**Goal of the exercise**
Look for the string "bottom" in every line, and copy each line that has it.
-- start Record extracts --
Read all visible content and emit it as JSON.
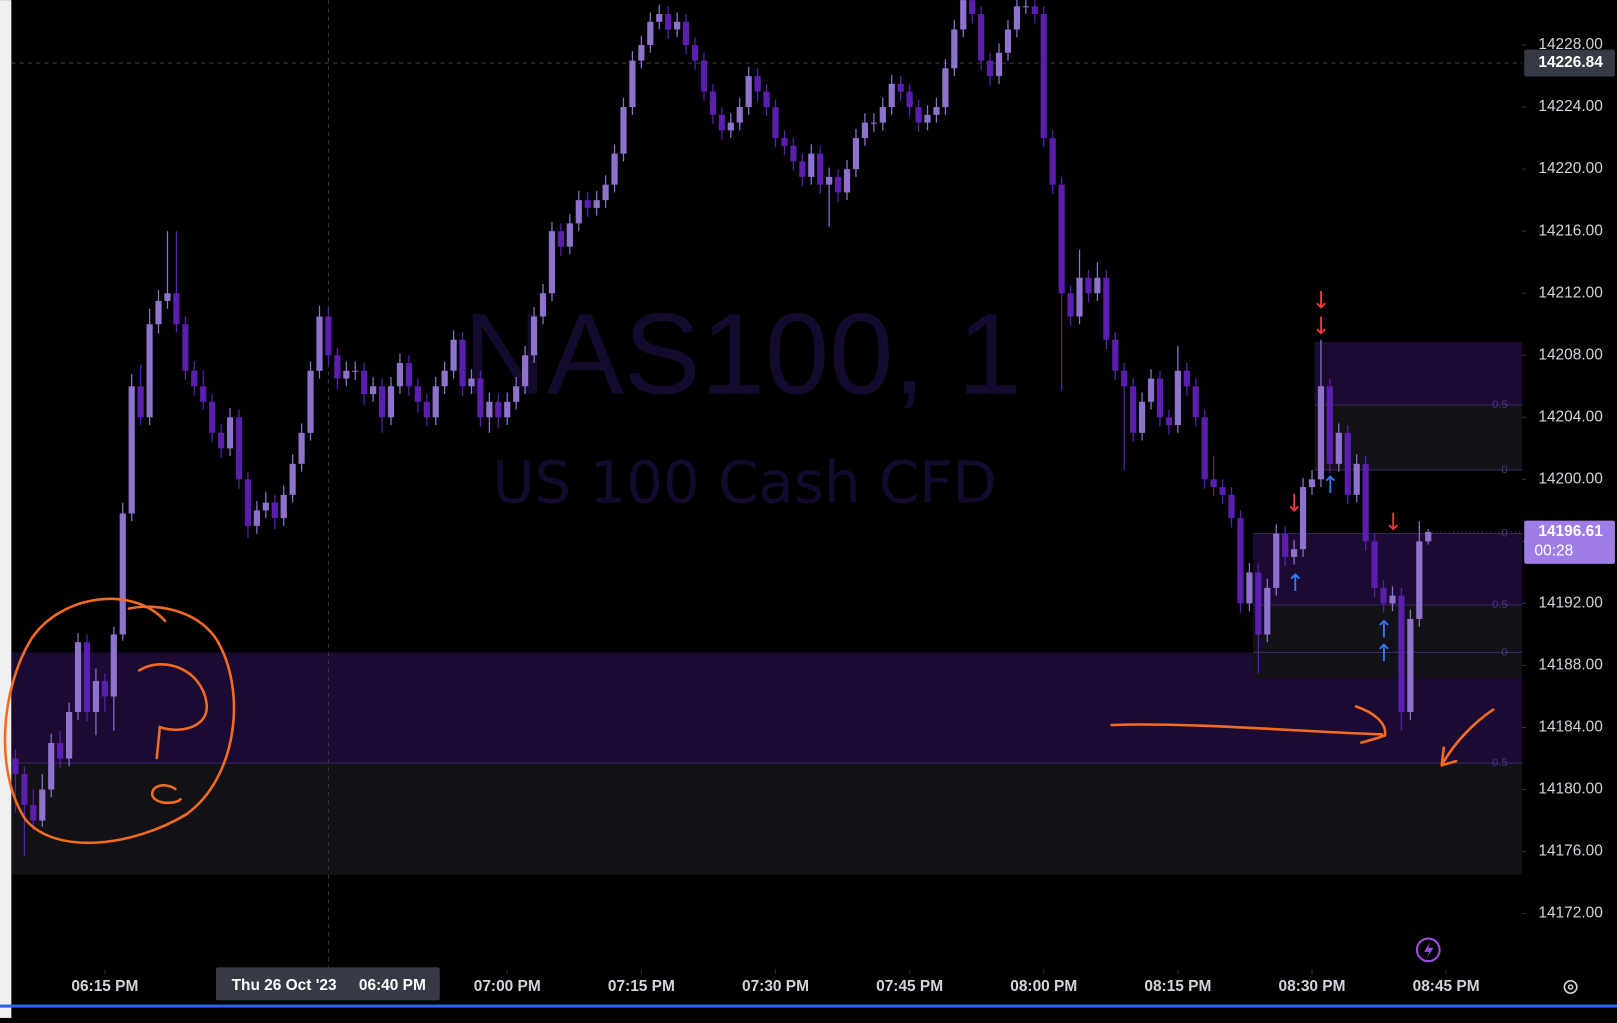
{
  "chart_data": {
    "type": "candlestick",
    "title": "NAS100, 1",
    "subtitle": "US 100 Cash CFD",
    "colors": {
      "up": "#8e72cc",
      "down": "#5a1fae"
    },
    "ohlc": [
      [
        14182,
        14182.6,
        14178.5,
        14181
      ],
      [
        14181,
        14181.5,
        14175.7,
        14179
      ],
      [
        14179,
        14180,
        14177.4,
        14178
      ],
      [
        14178,
        14181,
        14177.6,
        14180
      ],
      [
        14180,
        14183.6,
        14179.5,
        14183
      ],
      [
        14183,
        14183.8,
        14181.4,
        14182
      ],
      [
        14182,
        14185.6,
        14181.5,
        14185
      ],
      [
        14185,
        14190.1,
        14184.5,
        14189.5
      ],
      [
        14189.5,
        14190,
        14184.4,
        14185
      ],
      [
        14185,
        14187.8,
        14183.5,
        14187
      ],
      [
        14187,
        14187.5,
        14185,
        14186
      ],
      [
        14186,
        14190.5,
        14183.8,
        14190
      ],
      [
        14190,
        14198.5,
        14189.6,
        14197.8
      ],
      [
        14197.8,
        14206.8,
        14197.3,
        14206
      ],
      [
        14206,
        14207.4,
        14203.5,
        14204
      ],
      [
        14204,
        14211,
        14203.5,
        14210
      ],
      [
        14210,
        14212.2,
        14209.4,
        14211.5
      ],
      [
        14211.5,
        14216,
        14211,
        14212
      ],
      [
        14212,
        14216,
        14209.5,
        14210
      ],
      [
        14210,
        14210.5,
        14206.4,
        14207
      ],
      [
        14207,
        14207.6,
        14205.4,
        14206
      ],
      [
        14206,
        14207,
        14204.5,
        14205
      ],
      [
        14205,
        14205.5,
        14202.4,
        14203
      ],
      [
        14203,
        14203.6,
        14201.4,
        14202
      ],
      [
        14202,
        14204.6,
        14201.5,
        14204
      ],
      [
        14204,
        14204.5,
        14199.4,
        14200
      ],
      [
        14200,
        14200.5,
        14196.2,
        14197
      ],
      [
        14197,
        14198.6,
        14196.5,
        14198
      ],
      [
        14198,
        14199.2,
        14197.5,
        14198.5
      ],
      [
        14198.5,
        14199,
        14196.8,
        14197.5
      ],
      [
        14197.5,
        14199.6,
        14197,
        14199
      ],
      [
        14199,
        14201.6,
        14198.5,
        14201
      ],
      [
        14201,
        14203.6,
        14200.5,
        14203
      ],
      [
        14203,
        14207.6,
        14202.5,
        14207
      ],
      [
        14207,
        14211.2,
        14206.5,
        14210.5
      ],
      [
        14210.5,
        14211,
        14207.4,
        14208
      ],
      [
        14208,
        14208.5,
        14205.8,
        14206.5
      ],
      [
        14206.5,
        14207.6,
        14206,
        14207
      ],
      [
        14207,
        14207.6,
        14206.4,
        14207
      ],
      [
        14207,
        14207.5,
        14204.8,
        14205.5
      ],
      [
        14205.5,
        14206.6,
        14205,
        14206
      ],
      [
        14206,
        14206.5,
        14203,
        14204
      ],
      [
        14204,
        14206.6,
        14203.5,
        14206
      ],
      [
        14206,
        14208.1,
        14205.5,
        14207.5
      ],
      [
        14207.5,
        14208,
        14205.4,
        14206
      ],
      [
        14206,
        14206.5,
        14204.3,
        14205
      ],
      [
        14205,
        14205.5,
        14203.4,
        14204
      ],
      [
        14204,
        14206.6,
        14203.5,
        14206
      ],
      [
        14206,
        14207.6,
        14205.5,
        14207
      ],
      [
        14207,
        14209.6,
        14206.5,
        14209
      ],
      [
        14209,
        14209.5,
        14205.4,
        14206
      ],
      [
        14206,
        14207.1,
        14205.5,
        14206.5
      ],
      [
        14206.5,
        14207,
        14203.4,
        14204
      ],
      [
        14204,
        14205.6,
        14203,
        14205
      ],
      [
        14205,
        14205.5,
        14203.3,
        14204
      ],
      [
        14204,
        14205.6,
        14203.5,
        14205
      ],
      [
        14205,
        14206.6,
        14204.5,
        14206
      ],
      [
        14206,
        14208.6,
        14205.5,
        14208
      ],
      [
        14208,
        14211.1,
        14207.5,
        14210.5
      ],
      [
        14210.5,
        14212.6,
        14210,
        14212
      ],
      [
        14212,
        14216.6,
        14211.5,
        14216
      ],
      [
        14216,
        14216.5,
        14214.4,
        14215
      ],
      [
        14215,
        14217.1,
        14214.5,
        14216.5
      ],
      [
        14216.5,
        14218.6,
        14216,
        14218
      ],
      [
        14218,
        14218.5,
        14216.9,
        14217.5
      ],
      [
        14217.5,
        14218.6,
        14217,
        14218
      ],
      [
        14218,
        14219.6,
        14217.5,
        14219
      ],
      [
        14219,
        14221.6,
        14218.5,
        14221
      ],
      [
        14221,
        14224.6,
        14220.5,
        14224
      ],
      [
        14224,
        14227.6,
        14223.5,
        14227
      ],
      [
        14227,
        14228.6,
        14226.5,
        14228
      ],
      [
        14228,
        14230.1,
        14227.5,
        14229.5
      ],
      [
        14229.5,
        14230.6,
        14229,
        14230
      ],
      [
        14230,
        14230.5,
        14228.4,
        14229
      ],
      [
        14229,
        14230.1,
        14228.5,
        14229.5
      ],
      [
        14229.5,
        14230,
        14227.4,
        14228
      ],
      [
        14228,
        14228.5,
        14226.4,
        14227
      ],
      [
        14227,
        14227.5,
        14224.4,
        14225
      ],
      [
        14225,
        14225.5,
        14222.9,
        14223.5
      ],
      [
        14223.5,
        14224,
        14221.9,
        14222.5
      ],
      [
        14222.5,
        14223.6,
        14222,
        14223
      ],
      [
        14223,
        14224.6,
        14222.5,
        14224
      ],
      [
        14224,
        14226.6,
        14223.5,
        14226
      ],
      [
        14226,
        14226.5,
        14224.4,
        14225
      ],
      [
        14225,
        14225.5,
        14223.4,
        14224
      ],
      [
        14224,
        14224.5,
        14221.4,
        14222
      ],
      [
        14222,
        14222.5,
        14220.9,
        14221.5
      ],
      [
        14221.5,
        14222,
        14219.9,
        14220.5
      ],
      [
        14220.5,
        14221,
        14218.9,
        14219.5
      ],
      [
        14219.5,
        14221.6,
        14219,
        14221
      ],
      [
        14221,
        14221.5,
        14218.4,
        14219
      ],
      [
        14219,
        14220.1,
        14216.3,
        14219.5
      ],
      [
        14219.5,
        14220,
        14217.9,
        14218.5
      ],
      [
        14218.5,
        14220.6,
        14218,
        14220
      ],
      [
        14220,
        14222.6,
        14219.5,
        14222
      ],
      [
        14222,
        14223.6,
        14221.5,
        14223
      ],
      [
        14223,
        14223.6,
        14222.4,
        14223
      ],
      [
        14223,
        14224.6,
        14222.5,
        14224
      ],
      [
        14224,
        14226.1,
        14223.5,
        14225.5
      ],
      [
        14225.5,
        14226,
        14224.4,
        14225
      ],
      [
        14225,
        14225.5,
        14223.4,
        14224
      ],
      [
        14224,
        14224.5,
        14222.4,
        14223
      ],
      [
        14223,
        14224.1,
        14222.5,
        14223.5
      ],
      [
        14223.5,
        14224.6,
        14223,
        14224
      ],
      [
        14224,
        14227.1,
        14223.5,
        14226.5
      ],
      [
        14226.5,
        14229.6,
        14226,
        14229
      ],
      [
        14229,
        14231.6,
        14228.5,
        14231
      ],
      [
        14231,
        14231.5,
        14229.4,
        14230
      ],
      [
        14230,
        14230.5,
        14226.4,
        14227
      ],
      [
        14227,
        14227.5,
        14225.4,
        14226
      ],
      [
        14226,
        14228.1,
        14225.5,
        14227.5
      ],
      [
        14227.5,
        14229.6,
        14227,
        14229
      ],
      [
        14229,
        14231.1,
        14228.5,
        14230.5
      ],
      [
        14230.5,
        14231.1,
        14230,
        14230.5
      ],
      [
        14230.5,
        14231,
        14229.4,
        14230
      ],
      [
        14230,
        14230.5,
        14221.4,
        14222
      ],
      [
        14222,
        14222.5,
        14218.4,
        14219
      ],
      [
        14219,
        14219.5,
        14205.7,
        14212
      ],
      [
        14212,
        14212.5,
        14209.9,
        14210.5
      ],
      [
        14210.5,
        14214.8,
        14210,
        14213
      ],
      [
        14213,
        14213.5,
        14211.4,
        14212
      ],
      [
        14212,
        14214,
        14211.5,
        14213
      ],
      [
        14213,
        14213.5,
        14208.4,
        14209
      ],
      [
        14209,
        14209.5,
        14206.4,
        14207
      ],
      [
        14207,
        14207.5,
        14200.6,
        14206
      ],
      [
        14206,
        14206.5,
        14202.4,
        14203
      ],
      [
        14203,
        14205.6,
        14202.5,
        14205
      ],
      [
        14205,
        14207.1,
        14204.5,
        14206.5
      ],
      [
        14206.5,
        14207,
        14203.4,
        14204
      ],
      [
        14204,
        14204.5,
        14202.9,
        14203.5
      ],
      [
        14203.5,
        14208.6,
        14203,
        14207
      ],
      [
        14207,
        14207.5,
        14205.4,
        14206
      ],
      [
        14206,
        14206.5,
        14203.4,
        14204
      ],
      [
        14204,
        14204.5,
        14199.4,
        14200
      ],
      [
        14200,
        14201.5,
        14198.9,
        14199.5
      ],
      [
        14199.5,
        14200,
        14198.4,
        14199
      ],
      [
        14199,
        14199.5,
        14196.9,
        14197.5
      ],
      [
        14197.5,
        14198,
        14191.4,
        14192
      ],
      [
        14192,
        14194.6,
        14191.5,
        14194
      ],
      [
        14194,
        14194.5,
        14187.5,
        14190
      ],
      [
        14190,
        14193.6,
        14189.5,
        14193
      ],
      [
        14193,
        14197.1,
        14192.5,
        14196.5
      ],
      [
        14196.5,
        14197,
        14194.4,
        14195
      ],
      [
        14195,
        14196.1,
        14194.5,
        14195.5
      ],
      [
        14195.5,
        14200.1,
        14195,
        14199.5
      ],
      [
        14199.5,
        14200.6,
        14199,
        14200
      ],
      [
        14200,
        14209,
        14199.5,
        14206
      ],
      [
        14206,
        14206.5,
        14200.4,
        14201
      ],
      [
        14201,
        14203.6,
        14200.5,
        14203
      ],
      [
        14203,
        14203.5,
        14198.4,
        14199
      ],
      [
        14199,
        14201.6,
        14198.5,
        14201
      ],
      [
        14201,
        14201.5,
        14195.4,
        14196
      ],
      [
        14196,
        14196.5,
        14192.4,
        14193
      ],
      [
        14193,
        14193.5,
        14191.4,
        14192
      ],
      [
        14192,
        14193.1,
        14191.5,
        14192.5
      ],
      [
        14192.5,
        14193,
        14183.8,
        14185
      ],
      [
        14185,
        14191.6,
        14184.5,
        14191
      ],
      [
        14191,
        14197.3,
        14190.5,
        14196
      ],
      [
        14196,
        14196.8,
        14195.8,
        14196.61
      ]
    ],
    "xlim": [
      -0.46,
      168.5
    ],
    "xticks": [
      {
        "value": 10,
        "label": "06:15 PM"
      },
      {
        "value": 55,
        "label": "07:00 PM"
      },
      {
        "value": 70,
        "label": "07:15 PM"
      },
      {
        "value": 85,
        "label": "07:30 PM"
      },
      {
        "value": 100,
        "label": "07:45 PM"
      },
      {
        "value": 115,
        "label": "08:00 PM"
      },
      {
        "value": 130,
        "label": "08:15 PM"
      },
      {
        "value": 145,
        "label": "08:30 PM"
      },
      {
        "value": 160,
        "label": "08:45 PM"
      }
    ],
    "ylim": [
      14168.4,
      14230.9
    ],
    "yticks": [
      {
        "value": 14172,
        "label": "14172.00"
      },
      {
        "value": 14176,
        "label": "14176.00"
      },
      {
        "value": 14180,
        "label": "14180.00"
      },
      {
        "value": 14184,
        "label": "14184.00"
      },
      {
        "value": 14188,
        "label": "14188.00"
      },
      {
        "value": 14192,
        "label": "14192.00"
      },
      {
        "value": 14196,
        "label": "14196.00"
      },
      {
        "value": 14200,
        "label": "14200.00"
      },
      {
        "value": 14204,
        "label": "14204.00"
      },
      {
        "value": 14208,
        "label": "14208.00"
      },
      {
        "value": 14212,
        "label": "14212.00"
      },
      {
        "value": 14216,
        "label": "14216.00"
      },
      {
        "value": 14220,
        "label": "14220.00"
      },
      {
        "value": 14224,
        "label": "14224.00"
      },
      {
        "value": 14228,
        "label": "14228.00"
      }
    ],
    "zones": [
      {
        "top": 14188.84,
        "bottom": 14174.5,
        "from": -0.46,
        "levels": [
          {
            "value": 14181.7,
            "label": "0.5"
          }
        ]
      },
      {
        "top": 14208.85,
        "bottom": 14200.6,
        "from": 145.3,
        "levels": [
          {
            "value": 14204.8,
            "label": "0.5"
          },
          {
            "value": 14200.6,
            "label": "0"
          }
        ]
      },
      {
        "top": 14196.5,
        "bottom": 14187.2,
        "from": 138.4,
        "levels": [
          {
            "value": 14196.5,
            "label": "0"
          },
          {
            "value": 14191.9,
            "label": "0.5"
          },
          {
            "value": 14188.84,
            "label": "0"
          }
        ]
      }
    ],
    "crosshair": {
      "x": 35,
      "date_label": "Thu 26 Oct '23",
      "time_label": "06:40 PM",
      "y": 14226.84
    },
    "last_price": {
      "value": 14196.61,
      "countdown": "00:28"
    }
  }
}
-- end Record extracts --
**Full answer**
        "bottom": 14174.5,
        "bottom": 14200.6,
        "bottom": 14187.2,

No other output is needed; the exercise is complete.